This post covers what the workshop includes, what Microsoft Purview Data Security Posture Management (DSPM) is, which modules are mandatory versus optional, what’s explicitly excluded, and what you get at the end. If you’re trying to decide whether this is worth paying for before you talk to anyone, this should answer that.

Five Phases Covered in the Workshop

Most competitor pages describe this in outcome language: you’ll get a roadmap, you’ll gain visibility. Fine, but not much help if you’re trying to figure out what you’re actually paying for. TrustedTech runs this across five phases.

Phase one is planning and readiness: a pre-engagement call to align on timelines, identify stakeholders, and select the module that best fits your environment. We also review your current compliance landscape before anything technical begins.

Phase two is setup and configuration. This is where the Purview work begins, configuring eDiscovery, Data Loss Prevention, Insider Risk Management, Information Protection, and audit logging, then confirming telemetry is actually flowing.

Phase three is automated discovery. Purview scans Exchange Online, SharePoint Online, OneDrive, and Teams (plus whatever optional source you picked) for sensitive data, stale data, and risky behavior patterns. This phase takes the longest. Behavioral analysis needs weeks of signal, not an afternoon of scanning.

Phase four is findings review. We present what discovery turned up, ranked by risk, along with compliance gaps and insider risk patterns. You leave with a roadmap, not just a pile of problems.

Phase five is closeout, and it’s worth pausing on this one separately below.

DSPM Is the Dashboard. The Workshop Builds It For You

Nearly every page ranking for this topic mixes up two different things: the workshop, which is an event, and Data Security Posture Management, which is a Purview capability. They’re connected, but they’re not the same, and getting this straight will make the rest of this easier to follow.

■ Information supplied ■
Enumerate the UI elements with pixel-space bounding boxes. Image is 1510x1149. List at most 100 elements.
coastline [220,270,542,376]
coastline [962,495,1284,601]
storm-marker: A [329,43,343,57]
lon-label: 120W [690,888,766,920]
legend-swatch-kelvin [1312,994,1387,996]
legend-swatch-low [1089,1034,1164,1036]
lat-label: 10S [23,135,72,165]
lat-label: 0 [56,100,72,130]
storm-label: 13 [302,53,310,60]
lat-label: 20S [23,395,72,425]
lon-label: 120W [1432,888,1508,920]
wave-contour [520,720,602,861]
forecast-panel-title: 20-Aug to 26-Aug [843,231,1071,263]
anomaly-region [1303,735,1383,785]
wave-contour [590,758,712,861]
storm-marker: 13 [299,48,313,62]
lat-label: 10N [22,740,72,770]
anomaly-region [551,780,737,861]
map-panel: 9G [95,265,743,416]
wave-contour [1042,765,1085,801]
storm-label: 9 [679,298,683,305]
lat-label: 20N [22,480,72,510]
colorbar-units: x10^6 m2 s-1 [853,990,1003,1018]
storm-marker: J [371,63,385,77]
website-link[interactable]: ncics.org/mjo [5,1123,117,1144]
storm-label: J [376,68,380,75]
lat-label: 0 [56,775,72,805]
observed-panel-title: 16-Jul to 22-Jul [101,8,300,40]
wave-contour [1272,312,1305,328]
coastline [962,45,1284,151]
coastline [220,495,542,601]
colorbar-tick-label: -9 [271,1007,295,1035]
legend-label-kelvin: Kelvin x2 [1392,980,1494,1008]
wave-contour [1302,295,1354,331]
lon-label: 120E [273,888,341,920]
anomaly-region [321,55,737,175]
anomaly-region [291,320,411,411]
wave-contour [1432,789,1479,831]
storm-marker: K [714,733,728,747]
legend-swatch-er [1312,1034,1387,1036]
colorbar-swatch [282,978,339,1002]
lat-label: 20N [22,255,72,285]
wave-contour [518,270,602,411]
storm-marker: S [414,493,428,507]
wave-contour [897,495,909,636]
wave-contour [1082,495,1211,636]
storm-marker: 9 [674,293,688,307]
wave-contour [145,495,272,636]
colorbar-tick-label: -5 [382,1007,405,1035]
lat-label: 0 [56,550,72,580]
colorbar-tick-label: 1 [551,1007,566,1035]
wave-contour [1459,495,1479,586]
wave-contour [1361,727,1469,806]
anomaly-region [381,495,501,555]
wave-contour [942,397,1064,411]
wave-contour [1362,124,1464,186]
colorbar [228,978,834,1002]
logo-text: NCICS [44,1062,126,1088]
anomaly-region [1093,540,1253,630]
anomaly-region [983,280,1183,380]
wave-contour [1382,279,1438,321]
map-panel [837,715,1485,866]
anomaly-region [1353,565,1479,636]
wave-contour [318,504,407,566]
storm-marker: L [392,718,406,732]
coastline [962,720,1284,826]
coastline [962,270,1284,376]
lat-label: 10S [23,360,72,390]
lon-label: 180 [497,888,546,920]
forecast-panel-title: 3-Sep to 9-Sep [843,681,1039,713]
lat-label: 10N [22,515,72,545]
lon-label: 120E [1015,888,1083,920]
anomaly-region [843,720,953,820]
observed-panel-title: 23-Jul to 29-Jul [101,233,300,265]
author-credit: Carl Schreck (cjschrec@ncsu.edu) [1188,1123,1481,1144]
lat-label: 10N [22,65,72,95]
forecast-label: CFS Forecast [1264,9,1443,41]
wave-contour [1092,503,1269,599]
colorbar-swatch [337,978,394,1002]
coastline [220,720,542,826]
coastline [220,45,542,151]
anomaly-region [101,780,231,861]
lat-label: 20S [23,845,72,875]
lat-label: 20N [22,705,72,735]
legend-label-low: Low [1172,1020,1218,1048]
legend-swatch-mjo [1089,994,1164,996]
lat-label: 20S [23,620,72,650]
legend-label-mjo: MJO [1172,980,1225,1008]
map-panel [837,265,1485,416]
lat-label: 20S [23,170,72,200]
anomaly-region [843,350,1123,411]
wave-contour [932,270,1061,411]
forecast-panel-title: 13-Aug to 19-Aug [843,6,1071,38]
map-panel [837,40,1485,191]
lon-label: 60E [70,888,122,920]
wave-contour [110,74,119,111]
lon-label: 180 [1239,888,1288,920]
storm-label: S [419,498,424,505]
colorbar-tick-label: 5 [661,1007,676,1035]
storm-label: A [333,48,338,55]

■ Tasks ■
a - In the workshop overview above, which phase takes the longest?
b - Set down the part of the workshop overview above starting with "This post covers" and going on through "across five phases.", word for word.

■ Exercise solutions ■
a - Phase three, automated discovery.

b -
This post covers what the workshop includes, what Microsoft Purview Data Security Posture Management (DSPM) is, which modules are mandatory versus optional, what’s explicitly excluded, and what you get at the end. If you’re trying to decide whether this is worth paying for before you talk to anyone, this should answer that.

Five Phases Covered in the Workshop

Most competitor pages describe this in outcome language: you’ll get a roadmap, you’ll gain visibility. Fine, but not much help if you’re trying to figure out what you’re actually paying for. TrustedTech runs this across five phases.